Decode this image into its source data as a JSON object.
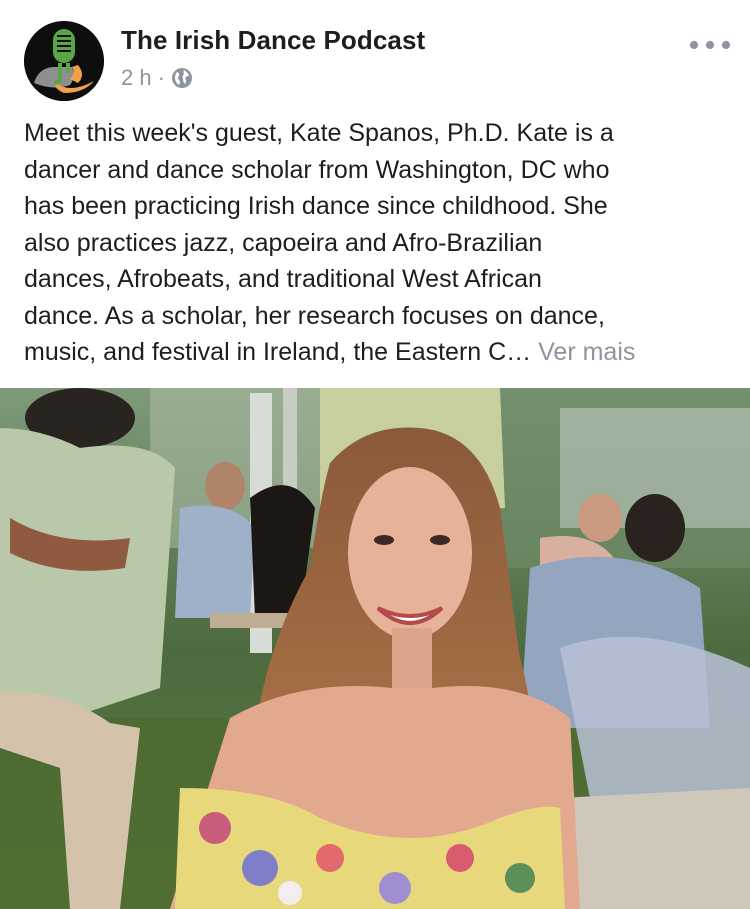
{
  "post": {
    "page_name": "The Irish Dance Podcast",
    "time": "2 h",
    "separator": "·",
    "audience_icon": "globe-icon",
    "more_icon": "more-options-icon",
    "text_lines": [
      "Meet this week's guest, Kate Spanos, Ph.D.   Kate is a",
      "dancer and dance scholar from Washington, DC who",
      "has been practicing Irish dance since childhood. She",
      "also practices jazz, capoeira and Afro-Brazilian",
      "dances, Afrobeats, and traditional West African",
      "dance. As a scholar, her research focuses on dance,",
      "music, and festival in Ireland, the Eastern C…"
    ],
    "see_more": "Ver mais"
  },
  "colors": {
    "text": "#1c1e21",
    "secondary": "#8d949e",
    "avatar_bg": "#0d0f0e",
    "logo_green": "#5aa646",
    "logo_orange": "#f0a24a"
  },
  "photo": {
    "subject": "smiling woman with long auburn hair at an outdoor evening event"
  }
}
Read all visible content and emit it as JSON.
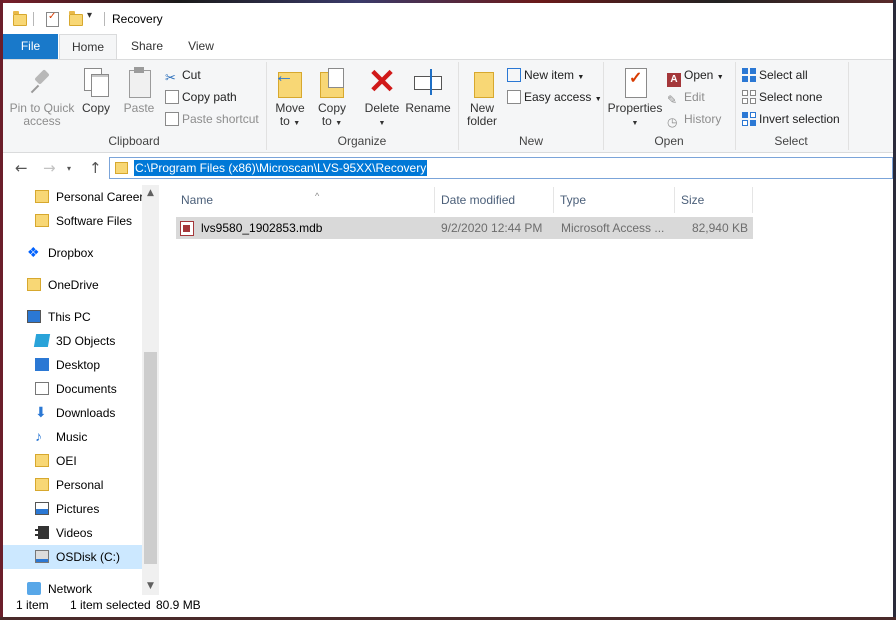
{
  "window": {
    "title": "Recovery"
  },
  "ribbon_tabs": {
    "file": "File",
    "home": "Home",
    "share": "Share",
    "view": "View"
  },
  "clipboard": {
    "pin": "Pin to Quick access",
    "pin_line1": "Pin to Quick",
    "pin_line2": "access",
    "copy": "Copy",
    "paste": "Paste",
    "cut": "Cut",
    "copy_path": "Copy path",
    "paste_shortcut": "Paste shortcut",
    "group": "Clipboard"
  },
  "organize": {
    "move_to_line1": "Move",
    "move_to_line2": "to",
    "copy_to_line1": "Copy",
    "copy_to_line2": "to",
    "delete": "Delete",
    "rename": "Rename",
    "group": "Organize"
  },
  "new": {
    "new_folder_line1": "New",
    "new_folder_line2": "folder",
    "new_item": "New item",
    "easy_access": "Easy access",
    "group": "New"
  },
  "open": {
    "properties": "Properties",
    "open": "Open",
    "edit": "Edit",
    "history": "History",
    "group": "Open"
  },
  "select": {
    "select_all": "Select all",
    "select_none": "Select none",
    "invert_selection": "Invert selection",
    "group": "Select"
  },
  "address": {
    "path": "C:\\Program Files (x86)\\Microscan\\LVS-95XX\\Recovery"
  },
  "nav": {
    "items": [
      {
        "label": "Personal Career",
        "icon": "folder-icon"
      },
      {
        "label": "Software Files",
        "icon": "folder-icon"
      },
      {
        "label": "Dropbox",
        "icon": "dropbox-icon"
      },
      {
        "label": "OneDrive",
        "icon": "folder-icon"
      },
      {
        "label": "This PC",
        "icon": "computer-icon"
      },
      {
        "label": "3D Objects",
        "icon": "3d-objects-icon"
      },
      {
        "label": "Desktop",
        "icon": "desktop-icon"
      },
      {
        "label": "Documents",
        "icon": "documents-icon"
      },
      {
        "label": "Downloads",
        "icon": "download-icon"
      },
      {
        "label": "Music",
        "icon": "music-icon"
      },
      {
        "label": "OEI",
        "icon": "folder-icon"
      },
      {
        "label": "Personal",
        "icon": "folder-icon"
      },
      {
        "label": "Pictures",
        "icon": "pictures-icon"
      },
      {
        "label": "Videos",
        "icon": "videos-icon"
      },
      {
        "label": "OSDisk (C:)",
        "icon": "disk-icon"
      },
      {
        "label": "Network",
        "icon": "network-icon"
      }
    ]
  },
  "columns": {
    "name": "Name",
    "date": "Date modified",
    "type": "Type",
    "size": "Size"
  },
  "files": [
    {
      "name": "lvs9580_1902853.mdb",
      "date": "9/2/2020 12:44 PM",
      "type": "Microsoft Access ...",
      "size": "82,940 KB"
    }
  ],
  "status": {
    "items": "1 item",
    "selected": "1 item selected",
    "size": "80.9 MB"
  },
  "colors": {
    "accent": "#1979ca",
    "selection": "#0078d7",
    "row_selected": "#d9d9d9",
    "nav_selected": "#cce8ff"
  }
}
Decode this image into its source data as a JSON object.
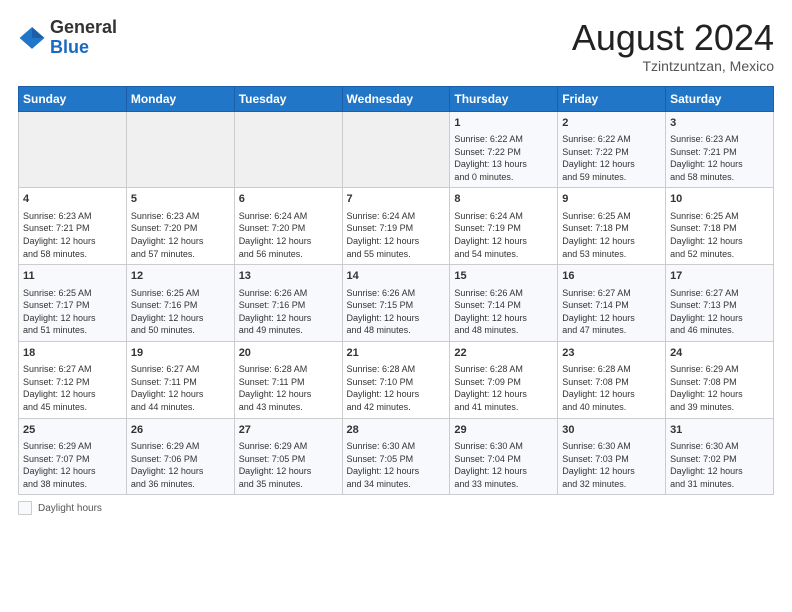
{
  "header": {
    "logo_general": "General",
    "logo_blue": "Blue",
    "month_year": "August 2024",
    "location": "Tzintzuntzan, Mexico"
  },
  "days_of_week": [
    "Sunday",
    "Monday",
    "Tuesday",
    "Wednesday",
    "Thursday",
    "Friday",
    "Saturday"
  ],
  "weeks": [
    [
      {
        "day": "",
        "info": ""
      },
      {
        "day": "",
        "info": ""
      },
      {
        "day": "",
        "info": ""
      },
      {
        "day": "",
        "info": ""
      },
      {
        "day": "1",
        "info": "Sunrise: 6:22 AM\nSunset: 7:22 PM\nDaylight: 13 hours\nand 0 minutes."
      },
      {
        "day": "2",
        "info": "Sunrise: 6:22 AM\nSunset: 7:22 PM\nDaylight: 12 hours\nand 59 minutes."
      },
      {
        "day": "3",
        "info": "Sunrise: 6:23 AM\nSunset: 7:21 PM\nDaylight: 12 hours\nand 58 minutes."
      }
    ],
    [
      {
        "day": "4",
        "info": "Sunrise: 6:23 AM\nSunset: 7:21 PM\nDaylight: 12 hours\nand 58 minutes."
      },
      {
        "day": "5",
        "info": "Sunrise: 6:23 AM\nSunset: 7:20 PM\nDaylight: 12 hours\nand 57 minutes."
      },
      {
        "day": "6",
        "info": "Sunrise: 6:24 AM\nSunset: 7:20 PM\nDaylight: 12 hours\nand 56 minutes."
      },
      {
        "day": "7",
        "info": "Sunrise: 6:24 AM\nSunset: 7:19 PM\nDaylight: 12 hours\nand 55 minutes."
      },
      {
        "day": "8",
        "info": "Sunrise: 6:24 AM\nSunset: 7:19 PM\nDaylight: 12 hours\nand 54 minutes."
      },
      {
        "day": "9",
        "info": "Sunrise: 6:25 AM\nSunset: 7:18 PM\nDaylight: 12 hours\nand 53 minutes."
      },
      {
        "day": "10",
        "info": "Sunrise: 6:25 AM\nSunset: 7:18 PM\nDaylight: 12 hours\nand 52 minutes."
      }
    ],
    [
      {
        "day": "11",
        "info": "Sunrise: 6:25 AM\nSunset: 7:17 PM\nDaylight: 12 hours\nand 51 minutes."
      },
      {
        "day": "12",
        "info": "Sunrise: 6:25 AM\nSunset: 7:16 PM\nDaylight: 12 hours\nand 50 minutes."
      },
      {
        "day": "13",
        "info": "Sunrise: 6:26 AM\nSunset: 7:16 PM\nDaylight: 12 hours\nand 49 minutes."
      },
      {
        "day": "14",
        "info": "Sunrise: 6:26 AM\nSunset: 7:15 PM\nDaylight: 12 hours\nand 48 minutes."
      },
      {
        "day": "15",
        "info": "Sunrise: 6:26 AM\nSunset: 7:14 PM\nDaylight: 12 hours\nand 48 minutes."
      },
      {
        "day": "16",
        "info": "Sunrise: 6:27 AM\nSunset: 7:14 PM\nDaylight: 12 hours\nand 47 minutes."
      },
      {
        "day": "17",
        "info": "Sunrise: 6:27 AM\nSunset: 7:13 PM\nDaylight: 12 hours\nand 46 minutes."
      }
    ],
    [
      {
        "day": "18",
        "info": "Sunrise: 6:27 AM\nSunset: 7:12 PM\nDaylight: 12 hours\nand 45 minutes."
      },
      {
        "day": "19",
        "info": "Sunrise: 6:27 AM\nSunset: 7:11 PM\nDaylight: 12 hours\nand 44 minutes."
      },
      {
        "day": "20",
        "info": "Sunrise: 6:28 AM\nSunset: 7:11 PM\nDaylight: 12 hours\nand 43 minutes."
      },
      {
        "day": "21",
        "info": "Sunrise: 6:28 AM\nSunset: 7:10 PM\nDaylight: 12 hours\nand 42 minutes."
      },
      {
        "day": "22",
        "info": "Sunrise: 6:28 AM\nSunset: 7:09 PM\nDaylight: 12 hours\nand 41 minutes."
      },
      {
        "day": "23",
        "info": "Sunrise: 6:28 AM\nSunset: 7:08 PM\nDaylight: 12 hours\nand 40 minutes."
      },
      {
        "day": "24",
        "info": "Sunrise: 6:29 AM\nSunset: 7:08 PM\nDaylight: 12 hours\nand 39 minutes."
      }
    ],
    [
      {
        "day": "25",
        "info": "Sunrise: 6:29 AM\nSunset: 7:07 PM\nDaylight: 12 hours\nand 38 minutes."
      },
      {
        "day": "26",
        "info": "Sunrise: 6:29 AM\nSunset: 7:06 PM\nDaylight: 12 hours\nand 36 minutes."
      },
      {
        "day": "27",
        "info": "Sunrise: 6:29 AM\nSunset: 7:05 PM\nDaylight: 12 hours\nand 35 minutes."
      },
      {
        "day": "28",
        "info": "Sunrise: 6:30 AM\nSunset: 7:05 PM\nDaylight: 12 hours\nand 34 minutes."
      },
      {
        "day": "29",
        "info": "Sunrise: 6:30 AM\nSunset: 7:04 PM\nDaylight: 12 hours\nand 33 minutes."
      },
      {
        "day": "30",
        "info": "Sunrise: 6:30 AM\nSunset: 7:03 PM\nDaylight: 12 hours\nand 32 minutes."
      },
      {
        "day": "31",
        "info": "Sunrise: 6:30 AM\nSunset: 7:02 PM\nDaylight: 12 hours\nand 31 minutes."
      }
    ]
  ],
  "footer": {
    "legend_label": "Daylight hours"
  }
}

****

• **STATED PROBLEM**
Scan the material above. Extract every line in which the word "Recovery" occurs.

• **OUTPUT BELOW**
    "title": "Recovery"
    "path": "C:\\Program Files (x86)\\Microscan\\LVS-95XX\\Recovery"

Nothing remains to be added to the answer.